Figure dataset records
_ _ _ _ _

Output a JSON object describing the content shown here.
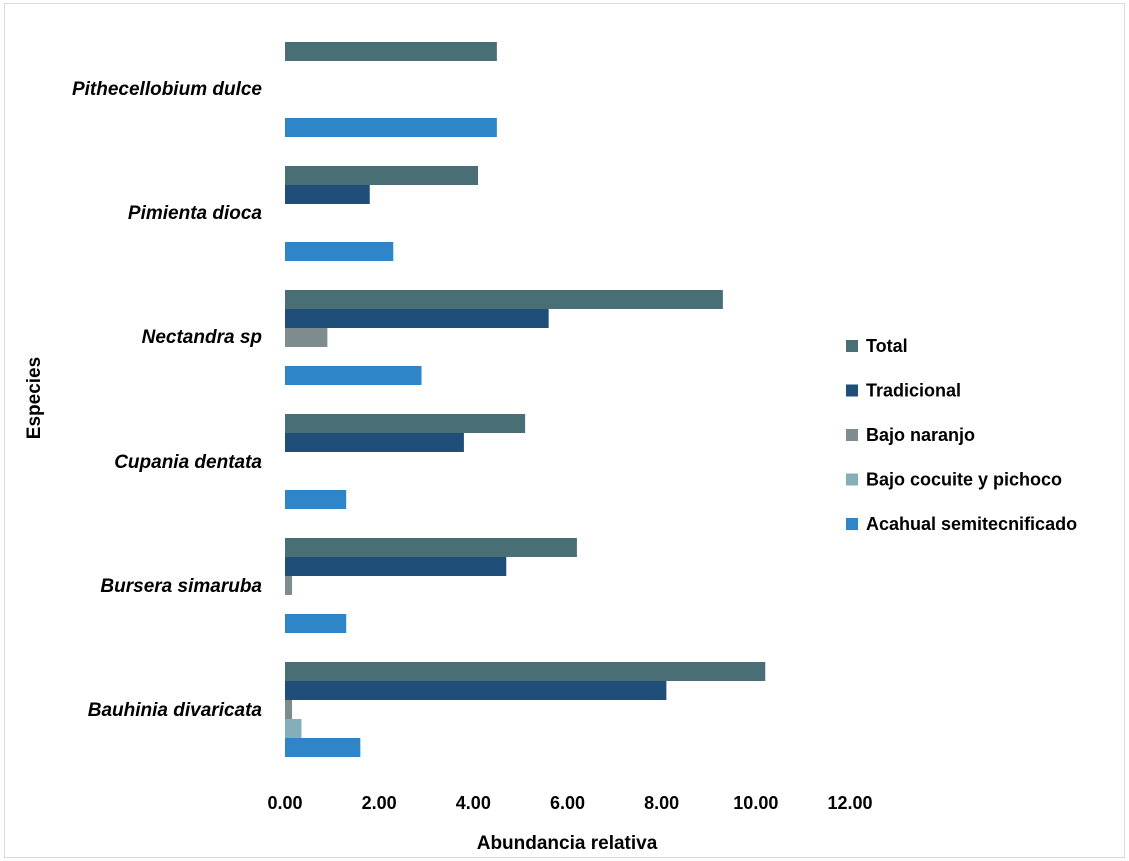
{
  "chart_data": {
    "type": "bar",
    "orientation": "horizontal",
    "ylabel": "Especies",
    "xlabel": "Abundancia  relativa",
    "xlim": [
      0,
      12
    ],
    "xticks": [
      "0.00",
      "2.00",
      "4.00",
      "6.00",
      "8.00",
      "10.00",
      "12.00"
    ],
    "grid": false,
    "legend_position": "right",
    "categories": [
      "Pithecellobium dulce",
      "Pimienta dioca",
      "Nectandra sp",
      "Cupania dentata",
      "Bursera simaruba",
      "Bauhinia divaricata"
    ],
    "series": [
      {
        "name": "Total",
        "color": "#4a6e76",
        "values": [
          4.5,
          4.1,
          9.3,
          5.1,
          6.2,
          10.2
        ]
      },
      {
        "name": "Tradicional",
        "color": "#1f4e79",
        "values": [
          0,
          1.8,
          5.6,
          3.8,
          4.7,
          8.1
        ]
      },
      {
        "name": "Bajo naranjo",
        "color": "#7f8c8d",
        "values": [
          0,
          0,
          0.9,
          0,
          0.15,
          0.15
        ]
      },
      {
        "name": "Bajo cocuite y pichoco",
        "color": "#85aebb",
        "values": [
          0,
          0,
          0,
          0,
          0,
          0.35
        ]
      },
      {
        "name": "Acahual semitecnificado",
        "color": "#2e86c8",
        "values": [
          4.5,
          2.3,
          2.9,
          1.3,
          1.3,
          1.6
        ]
      }
    ]
  }
}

_ _ _ _ _

**EXERCISE OBJECTIVE**
Where a line above contains the word "Bajo", copy that line.

**ANSWER FOR THIS EXERCISE**
        "name": "Bajo naranjo",
        "name": "Bajo cocuite y pichoco",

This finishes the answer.